>> BEGIN MATERIAL TO PROCESS

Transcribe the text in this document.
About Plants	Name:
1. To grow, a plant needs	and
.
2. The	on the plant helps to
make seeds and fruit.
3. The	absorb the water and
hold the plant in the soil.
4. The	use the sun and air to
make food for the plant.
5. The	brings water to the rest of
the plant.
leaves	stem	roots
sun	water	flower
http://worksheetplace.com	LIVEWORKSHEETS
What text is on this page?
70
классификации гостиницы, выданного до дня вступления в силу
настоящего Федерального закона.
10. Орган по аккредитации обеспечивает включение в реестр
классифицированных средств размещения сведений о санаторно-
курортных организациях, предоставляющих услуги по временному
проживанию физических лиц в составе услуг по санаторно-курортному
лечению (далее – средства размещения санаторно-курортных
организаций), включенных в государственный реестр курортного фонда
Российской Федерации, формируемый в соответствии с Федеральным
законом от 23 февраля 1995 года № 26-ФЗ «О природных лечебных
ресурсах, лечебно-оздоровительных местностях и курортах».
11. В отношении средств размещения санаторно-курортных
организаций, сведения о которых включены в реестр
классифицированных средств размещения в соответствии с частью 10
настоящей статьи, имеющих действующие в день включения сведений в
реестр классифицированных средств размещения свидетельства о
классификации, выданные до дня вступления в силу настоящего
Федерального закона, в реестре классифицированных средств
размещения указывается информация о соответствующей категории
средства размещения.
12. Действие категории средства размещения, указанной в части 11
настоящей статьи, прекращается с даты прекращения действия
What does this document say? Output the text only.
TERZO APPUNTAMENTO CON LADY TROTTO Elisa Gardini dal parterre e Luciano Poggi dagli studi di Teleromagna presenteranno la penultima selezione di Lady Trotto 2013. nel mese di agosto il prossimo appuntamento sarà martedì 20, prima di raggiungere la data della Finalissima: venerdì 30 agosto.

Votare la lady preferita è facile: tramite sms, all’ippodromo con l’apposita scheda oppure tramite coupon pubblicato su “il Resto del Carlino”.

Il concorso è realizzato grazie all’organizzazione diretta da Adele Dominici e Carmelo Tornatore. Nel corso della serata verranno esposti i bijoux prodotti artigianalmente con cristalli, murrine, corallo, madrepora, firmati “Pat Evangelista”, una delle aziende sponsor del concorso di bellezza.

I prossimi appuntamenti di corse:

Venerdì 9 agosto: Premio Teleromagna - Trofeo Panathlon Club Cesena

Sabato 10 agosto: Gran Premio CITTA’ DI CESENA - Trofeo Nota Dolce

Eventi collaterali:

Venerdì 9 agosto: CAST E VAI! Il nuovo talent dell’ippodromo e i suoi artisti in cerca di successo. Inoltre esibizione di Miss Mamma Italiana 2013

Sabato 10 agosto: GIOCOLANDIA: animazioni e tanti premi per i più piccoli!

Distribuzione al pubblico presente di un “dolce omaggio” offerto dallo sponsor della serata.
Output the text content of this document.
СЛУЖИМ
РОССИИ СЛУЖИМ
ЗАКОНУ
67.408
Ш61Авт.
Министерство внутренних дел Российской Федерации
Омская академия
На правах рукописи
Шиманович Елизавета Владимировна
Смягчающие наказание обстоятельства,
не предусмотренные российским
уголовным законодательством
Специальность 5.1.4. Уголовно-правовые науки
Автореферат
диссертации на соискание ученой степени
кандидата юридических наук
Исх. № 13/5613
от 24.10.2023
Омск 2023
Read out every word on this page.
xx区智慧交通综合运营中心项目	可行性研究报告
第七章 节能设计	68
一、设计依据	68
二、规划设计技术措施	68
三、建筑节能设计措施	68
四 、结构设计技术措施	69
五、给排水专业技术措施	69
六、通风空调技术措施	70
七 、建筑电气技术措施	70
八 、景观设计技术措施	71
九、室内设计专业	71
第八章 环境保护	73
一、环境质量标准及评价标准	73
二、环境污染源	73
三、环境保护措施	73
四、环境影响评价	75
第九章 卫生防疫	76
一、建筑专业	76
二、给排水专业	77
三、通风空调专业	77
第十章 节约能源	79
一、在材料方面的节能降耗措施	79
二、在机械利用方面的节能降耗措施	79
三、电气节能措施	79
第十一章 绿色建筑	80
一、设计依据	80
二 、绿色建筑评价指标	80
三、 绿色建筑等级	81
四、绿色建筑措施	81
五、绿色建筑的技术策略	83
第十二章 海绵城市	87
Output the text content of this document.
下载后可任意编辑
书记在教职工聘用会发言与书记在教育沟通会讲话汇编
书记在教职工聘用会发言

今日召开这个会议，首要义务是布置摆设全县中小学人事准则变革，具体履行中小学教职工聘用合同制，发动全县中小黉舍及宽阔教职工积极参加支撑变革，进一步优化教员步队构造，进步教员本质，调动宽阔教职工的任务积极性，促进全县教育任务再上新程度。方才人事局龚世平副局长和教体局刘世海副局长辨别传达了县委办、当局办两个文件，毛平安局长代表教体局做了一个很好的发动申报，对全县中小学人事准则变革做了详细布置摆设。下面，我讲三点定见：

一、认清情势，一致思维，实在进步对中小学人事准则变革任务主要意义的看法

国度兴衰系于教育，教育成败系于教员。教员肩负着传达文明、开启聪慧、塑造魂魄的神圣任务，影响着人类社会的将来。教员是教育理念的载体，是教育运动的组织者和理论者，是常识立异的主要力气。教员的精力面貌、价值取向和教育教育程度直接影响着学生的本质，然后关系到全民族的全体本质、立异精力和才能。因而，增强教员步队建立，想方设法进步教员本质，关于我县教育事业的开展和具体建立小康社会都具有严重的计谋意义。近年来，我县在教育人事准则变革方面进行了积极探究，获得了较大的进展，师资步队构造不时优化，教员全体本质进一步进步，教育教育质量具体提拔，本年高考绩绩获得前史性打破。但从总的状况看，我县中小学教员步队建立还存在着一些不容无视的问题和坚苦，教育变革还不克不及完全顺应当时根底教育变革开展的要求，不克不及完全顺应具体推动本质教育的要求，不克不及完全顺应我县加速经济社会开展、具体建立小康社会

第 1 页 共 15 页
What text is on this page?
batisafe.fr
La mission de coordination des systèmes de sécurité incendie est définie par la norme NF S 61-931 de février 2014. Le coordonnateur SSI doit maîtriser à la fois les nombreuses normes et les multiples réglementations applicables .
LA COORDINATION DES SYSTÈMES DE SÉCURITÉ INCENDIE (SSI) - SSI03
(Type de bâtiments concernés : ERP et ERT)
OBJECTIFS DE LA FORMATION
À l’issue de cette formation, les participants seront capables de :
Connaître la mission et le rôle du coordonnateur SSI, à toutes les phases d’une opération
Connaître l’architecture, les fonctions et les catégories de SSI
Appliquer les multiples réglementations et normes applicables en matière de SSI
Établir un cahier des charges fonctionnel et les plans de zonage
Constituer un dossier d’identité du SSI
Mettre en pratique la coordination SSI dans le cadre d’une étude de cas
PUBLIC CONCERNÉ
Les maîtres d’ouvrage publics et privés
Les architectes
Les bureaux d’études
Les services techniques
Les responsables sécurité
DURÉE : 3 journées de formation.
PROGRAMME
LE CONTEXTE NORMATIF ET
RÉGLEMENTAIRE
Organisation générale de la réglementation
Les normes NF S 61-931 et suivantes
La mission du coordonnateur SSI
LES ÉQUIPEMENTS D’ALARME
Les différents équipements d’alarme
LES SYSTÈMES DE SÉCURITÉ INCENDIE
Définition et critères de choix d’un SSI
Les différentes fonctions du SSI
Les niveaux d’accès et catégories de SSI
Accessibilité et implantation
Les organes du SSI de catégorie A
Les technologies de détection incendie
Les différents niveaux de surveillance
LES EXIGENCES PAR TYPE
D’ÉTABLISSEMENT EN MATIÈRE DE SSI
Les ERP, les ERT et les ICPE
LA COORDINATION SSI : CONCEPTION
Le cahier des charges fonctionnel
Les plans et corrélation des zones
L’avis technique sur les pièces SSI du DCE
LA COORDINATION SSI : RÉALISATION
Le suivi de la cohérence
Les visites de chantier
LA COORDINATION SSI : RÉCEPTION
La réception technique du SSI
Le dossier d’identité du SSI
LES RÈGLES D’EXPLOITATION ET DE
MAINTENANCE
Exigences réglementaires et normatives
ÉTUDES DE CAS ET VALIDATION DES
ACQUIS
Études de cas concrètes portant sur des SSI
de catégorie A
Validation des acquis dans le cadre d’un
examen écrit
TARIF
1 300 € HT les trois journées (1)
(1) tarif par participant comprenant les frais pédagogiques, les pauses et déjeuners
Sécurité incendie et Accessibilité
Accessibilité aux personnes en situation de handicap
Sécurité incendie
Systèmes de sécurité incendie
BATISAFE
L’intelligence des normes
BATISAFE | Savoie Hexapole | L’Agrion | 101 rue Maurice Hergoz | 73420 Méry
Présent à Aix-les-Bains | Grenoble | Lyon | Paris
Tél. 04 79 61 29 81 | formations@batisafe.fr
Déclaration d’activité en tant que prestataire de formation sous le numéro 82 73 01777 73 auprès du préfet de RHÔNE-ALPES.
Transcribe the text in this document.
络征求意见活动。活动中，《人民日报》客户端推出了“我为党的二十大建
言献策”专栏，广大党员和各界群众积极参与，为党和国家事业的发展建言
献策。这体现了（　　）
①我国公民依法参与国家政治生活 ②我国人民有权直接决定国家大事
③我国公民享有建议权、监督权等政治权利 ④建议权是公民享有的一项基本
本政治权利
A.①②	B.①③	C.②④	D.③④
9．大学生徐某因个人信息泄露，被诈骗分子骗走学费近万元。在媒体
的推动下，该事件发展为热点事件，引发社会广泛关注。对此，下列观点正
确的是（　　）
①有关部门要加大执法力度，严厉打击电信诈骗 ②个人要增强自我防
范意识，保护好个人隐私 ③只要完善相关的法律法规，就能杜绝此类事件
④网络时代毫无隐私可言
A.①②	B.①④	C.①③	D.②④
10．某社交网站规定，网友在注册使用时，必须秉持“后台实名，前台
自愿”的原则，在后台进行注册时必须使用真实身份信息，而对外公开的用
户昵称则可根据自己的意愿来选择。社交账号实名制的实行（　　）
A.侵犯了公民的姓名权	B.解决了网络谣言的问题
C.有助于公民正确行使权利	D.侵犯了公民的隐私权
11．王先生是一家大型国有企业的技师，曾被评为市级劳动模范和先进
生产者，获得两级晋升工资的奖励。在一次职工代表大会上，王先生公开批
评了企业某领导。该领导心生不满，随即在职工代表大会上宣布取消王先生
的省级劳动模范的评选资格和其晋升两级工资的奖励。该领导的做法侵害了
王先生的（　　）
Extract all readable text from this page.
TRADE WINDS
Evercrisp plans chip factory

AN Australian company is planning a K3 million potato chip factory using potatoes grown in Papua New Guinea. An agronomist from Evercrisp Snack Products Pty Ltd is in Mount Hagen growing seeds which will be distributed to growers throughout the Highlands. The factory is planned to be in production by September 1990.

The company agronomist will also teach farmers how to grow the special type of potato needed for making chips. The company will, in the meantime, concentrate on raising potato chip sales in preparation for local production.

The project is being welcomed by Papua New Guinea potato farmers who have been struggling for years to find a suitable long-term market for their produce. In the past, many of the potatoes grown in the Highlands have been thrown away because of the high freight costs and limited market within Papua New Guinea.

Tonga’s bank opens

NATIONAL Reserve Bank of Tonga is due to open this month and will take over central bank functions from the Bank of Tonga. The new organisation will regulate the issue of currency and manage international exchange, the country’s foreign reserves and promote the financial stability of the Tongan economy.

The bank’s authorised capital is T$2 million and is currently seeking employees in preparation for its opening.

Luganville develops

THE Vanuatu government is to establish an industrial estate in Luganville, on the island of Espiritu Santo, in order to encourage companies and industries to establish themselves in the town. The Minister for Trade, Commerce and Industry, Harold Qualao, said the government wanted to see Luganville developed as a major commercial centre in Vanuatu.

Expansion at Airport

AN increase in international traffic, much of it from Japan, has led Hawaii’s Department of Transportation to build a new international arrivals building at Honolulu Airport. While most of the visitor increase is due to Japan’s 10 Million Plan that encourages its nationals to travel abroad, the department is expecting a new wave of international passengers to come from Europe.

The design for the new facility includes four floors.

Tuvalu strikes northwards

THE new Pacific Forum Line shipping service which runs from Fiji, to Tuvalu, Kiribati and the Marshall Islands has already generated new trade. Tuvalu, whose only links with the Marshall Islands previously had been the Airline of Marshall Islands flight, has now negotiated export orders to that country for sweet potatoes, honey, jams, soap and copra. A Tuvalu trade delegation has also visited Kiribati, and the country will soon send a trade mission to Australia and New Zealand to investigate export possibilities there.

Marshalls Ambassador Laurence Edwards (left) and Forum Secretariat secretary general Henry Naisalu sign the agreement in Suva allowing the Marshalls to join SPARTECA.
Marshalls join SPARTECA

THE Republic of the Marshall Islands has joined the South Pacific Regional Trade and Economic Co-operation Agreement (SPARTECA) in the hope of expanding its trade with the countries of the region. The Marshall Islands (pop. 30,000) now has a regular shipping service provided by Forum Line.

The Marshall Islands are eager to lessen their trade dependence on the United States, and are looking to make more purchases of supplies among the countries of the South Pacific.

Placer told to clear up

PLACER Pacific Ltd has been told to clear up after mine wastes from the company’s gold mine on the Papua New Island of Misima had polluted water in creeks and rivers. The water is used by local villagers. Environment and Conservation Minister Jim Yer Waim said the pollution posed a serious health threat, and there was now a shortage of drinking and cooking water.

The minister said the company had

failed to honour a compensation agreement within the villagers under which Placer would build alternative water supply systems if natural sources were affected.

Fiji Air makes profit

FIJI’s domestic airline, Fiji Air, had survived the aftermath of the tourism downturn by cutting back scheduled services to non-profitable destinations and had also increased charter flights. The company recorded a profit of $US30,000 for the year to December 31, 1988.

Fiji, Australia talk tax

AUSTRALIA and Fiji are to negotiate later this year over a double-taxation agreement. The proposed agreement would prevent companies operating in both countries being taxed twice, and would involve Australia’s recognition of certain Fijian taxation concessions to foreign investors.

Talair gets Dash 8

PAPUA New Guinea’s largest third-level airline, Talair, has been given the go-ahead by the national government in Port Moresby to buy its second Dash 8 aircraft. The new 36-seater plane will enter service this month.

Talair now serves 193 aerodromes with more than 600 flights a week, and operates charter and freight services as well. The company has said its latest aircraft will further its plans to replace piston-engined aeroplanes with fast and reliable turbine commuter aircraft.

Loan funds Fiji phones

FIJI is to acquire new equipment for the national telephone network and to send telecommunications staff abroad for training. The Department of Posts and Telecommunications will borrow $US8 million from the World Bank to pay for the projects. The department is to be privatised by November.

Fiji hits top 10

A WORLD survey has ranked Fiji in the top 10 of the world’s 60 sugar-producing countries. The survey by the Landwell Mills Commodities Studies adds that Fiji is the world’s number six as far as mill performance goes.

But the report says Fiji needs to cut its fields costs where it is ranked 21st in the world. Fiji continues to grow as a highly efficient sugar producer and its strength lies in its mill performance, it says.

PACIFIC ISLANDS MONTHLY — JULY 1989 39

>> END MATERIAL TO PROCESS

Check each line of the records above for "needs", and copy those that have it.

TASK SOLUTION:
1. To grow, a plant needs	and
But the report says Fiji needs to cut its fields costs where it is ranked 21st in the world. Fiji continues to grow as a highly efficient sugar producer and its strength lies in its mill performance, it says.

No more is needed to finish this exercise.